What you should do
Please copy every line of the records below that holds the word "Сергеевна".

— Start Record extracts —

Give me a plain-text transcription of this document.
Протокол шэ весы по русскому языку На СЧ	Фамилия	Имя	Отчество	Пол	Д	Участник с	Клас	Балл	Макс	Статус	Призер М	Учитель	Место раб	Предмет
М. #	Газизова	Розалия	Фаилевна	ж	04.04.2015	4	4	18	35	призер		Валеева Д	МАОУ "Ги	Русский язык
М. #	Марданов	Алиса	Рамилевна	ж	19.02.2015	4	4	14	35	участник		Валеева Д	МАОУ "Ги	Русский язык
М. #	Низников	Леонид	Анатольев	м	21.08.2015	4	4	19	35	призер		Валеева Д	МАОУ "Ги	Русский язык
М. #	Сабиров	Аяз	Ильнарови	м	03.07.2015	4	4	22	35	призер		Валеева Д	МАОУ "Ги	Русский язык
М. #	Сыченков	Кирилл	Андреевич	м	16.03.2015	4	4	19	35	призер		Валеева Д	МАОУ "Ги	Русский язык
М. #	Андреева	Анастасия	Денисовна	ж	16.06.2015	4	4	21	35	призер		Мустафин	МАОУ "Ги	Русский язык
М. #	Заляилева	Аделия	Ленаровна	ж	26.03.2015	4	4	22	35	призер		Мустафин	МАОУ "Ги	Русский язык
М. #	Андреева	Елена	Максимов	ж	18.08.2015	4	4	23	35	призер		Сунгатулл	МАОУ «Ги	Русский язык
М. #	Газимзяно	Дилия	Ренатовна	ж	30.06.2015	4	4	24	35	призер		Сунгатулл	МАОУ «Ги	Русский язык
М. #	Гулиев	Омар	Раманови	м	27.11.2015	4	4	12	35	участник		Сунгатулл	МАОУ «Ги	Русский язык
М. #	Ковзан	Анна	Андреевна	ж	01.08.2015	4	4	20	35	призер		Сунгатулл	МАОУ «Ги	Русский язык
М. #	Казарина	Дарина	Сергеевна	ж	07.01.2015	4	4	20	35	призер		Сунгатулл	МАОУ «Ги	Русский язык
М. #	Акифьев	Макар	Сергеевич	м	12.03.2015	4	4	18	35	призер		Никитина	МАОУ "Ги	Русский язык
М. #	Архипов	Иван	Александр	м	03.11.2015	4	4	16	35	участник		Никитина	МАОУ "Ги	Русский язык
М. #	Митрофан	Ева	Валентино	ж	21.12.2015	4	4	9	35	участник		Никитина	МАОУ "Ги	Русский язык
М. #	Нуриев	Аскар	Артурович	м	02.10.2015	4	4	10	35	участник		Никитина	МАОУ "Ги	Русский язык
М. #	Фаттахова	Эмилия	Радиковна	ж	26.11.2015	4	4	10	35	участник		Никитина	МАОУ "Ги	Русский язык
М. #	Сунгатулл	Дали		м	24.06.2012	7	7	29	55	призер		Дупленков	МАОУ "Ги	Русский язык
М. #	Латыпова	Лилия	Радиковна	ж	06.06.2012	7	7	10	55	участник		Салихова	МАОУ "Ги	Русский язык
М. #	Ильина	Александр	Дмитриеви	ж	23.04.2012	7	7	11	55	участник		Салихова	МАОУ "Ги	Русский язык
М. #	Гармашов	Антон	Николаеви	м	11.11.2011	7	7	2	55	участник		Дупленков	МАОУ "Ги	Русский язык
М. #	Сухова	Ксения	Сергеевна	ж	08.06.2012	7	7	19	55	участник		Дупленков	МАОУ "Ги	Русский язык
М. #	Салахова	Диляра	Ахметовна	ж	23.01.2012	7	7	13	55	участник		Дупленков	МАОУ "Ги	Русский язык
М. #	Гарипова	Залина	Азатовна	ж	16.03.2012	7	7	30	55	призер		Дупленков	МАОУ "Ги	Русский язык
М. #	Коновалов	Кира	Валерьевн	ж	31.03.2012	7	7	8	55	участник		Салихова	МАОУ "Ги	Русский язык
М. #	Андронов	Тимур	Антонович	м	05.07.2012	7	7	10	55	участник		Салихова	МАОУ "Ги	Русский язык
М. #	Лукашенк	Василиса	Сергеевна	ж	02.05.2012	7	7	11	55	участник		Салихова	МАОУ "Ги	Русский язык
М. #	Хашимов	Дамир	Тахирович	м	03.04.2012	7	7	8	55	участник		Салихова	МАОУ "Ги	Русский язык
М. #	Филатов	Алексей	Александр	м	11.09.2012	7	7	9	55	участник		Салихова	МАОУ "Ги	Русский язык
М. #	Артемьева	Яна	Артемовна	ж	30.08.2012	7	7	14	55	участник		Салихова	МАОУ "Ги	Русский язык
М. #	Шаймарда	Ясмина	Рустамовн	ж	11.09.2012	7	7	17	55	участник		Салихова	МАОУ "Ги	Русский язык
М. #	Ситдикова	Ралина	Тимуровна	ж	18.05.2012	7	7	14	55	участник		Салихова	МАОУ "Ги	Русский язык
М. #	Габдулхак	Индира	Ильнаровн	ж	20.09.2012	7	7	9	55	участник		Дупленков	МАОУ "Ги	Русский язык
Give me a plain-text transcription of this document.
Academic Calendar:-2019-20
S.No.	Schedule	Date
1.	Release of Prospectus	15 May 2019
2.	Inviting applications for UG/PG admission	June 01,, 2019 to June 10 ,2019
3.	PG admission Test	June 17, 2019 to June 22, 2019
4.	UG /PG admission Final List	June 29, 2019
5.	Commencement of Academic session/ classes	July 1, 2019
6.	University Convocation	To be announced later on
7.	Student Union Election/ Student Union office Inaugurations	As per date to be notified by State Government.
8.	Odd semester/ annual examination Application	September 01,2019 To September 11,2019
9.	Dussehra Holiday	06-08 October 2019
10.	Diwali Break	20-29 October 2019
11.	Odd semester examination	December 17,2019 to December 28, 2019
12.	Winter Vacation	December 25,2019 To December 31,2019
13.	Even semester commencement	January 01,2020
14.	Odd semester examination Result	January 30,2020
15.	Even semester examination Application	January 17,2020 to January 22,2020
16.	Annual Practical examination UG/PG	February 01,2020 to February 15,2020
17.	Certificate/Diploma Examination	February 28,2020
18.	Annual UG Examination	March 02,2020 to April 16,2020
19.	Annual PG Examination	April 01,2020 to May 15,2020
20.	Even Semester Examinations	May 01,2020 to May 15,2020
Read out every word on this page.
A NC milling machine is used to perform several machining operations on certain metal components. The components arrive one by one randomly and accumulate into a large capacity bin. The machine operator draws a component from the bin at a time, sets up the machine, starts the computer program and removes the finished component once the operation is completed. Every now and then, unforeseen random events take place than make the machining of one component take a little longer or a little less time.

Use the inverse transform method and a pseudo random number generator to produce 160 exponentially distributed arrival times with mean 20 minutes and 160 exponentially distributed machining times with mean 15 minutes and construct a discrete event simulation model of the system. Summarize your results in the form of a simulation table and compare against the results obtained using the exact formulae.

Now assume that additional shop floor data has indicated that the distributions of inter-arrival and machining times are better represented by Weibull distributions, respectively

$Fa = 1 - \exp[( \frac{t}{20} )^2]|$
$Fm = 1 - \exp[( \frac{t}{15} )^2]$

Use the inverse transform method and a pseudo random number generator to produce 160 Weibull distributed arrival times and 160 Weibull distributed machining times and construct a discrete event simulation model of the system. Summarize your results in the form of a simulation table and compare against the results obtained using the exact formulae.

— End Record extracts —

The response
М. #	Казарина	Дарина	Сергеевна	ж	07.01.2015	4	4	20	35	призер		Сунгатулл	МАОУ «Ги	Русский язык
М. #	Сухова	Ксения	Сергеевна	ж	08.06.2012	7	7	19	55	участник		Дупленков	МАОУ "Ги	Русский язык
М. #	Лукашенк	Василиса	Сергеевна	ж	02.05.2012	7	7	11	55	участник		Салихова	МАОУ "Ги	Русский язык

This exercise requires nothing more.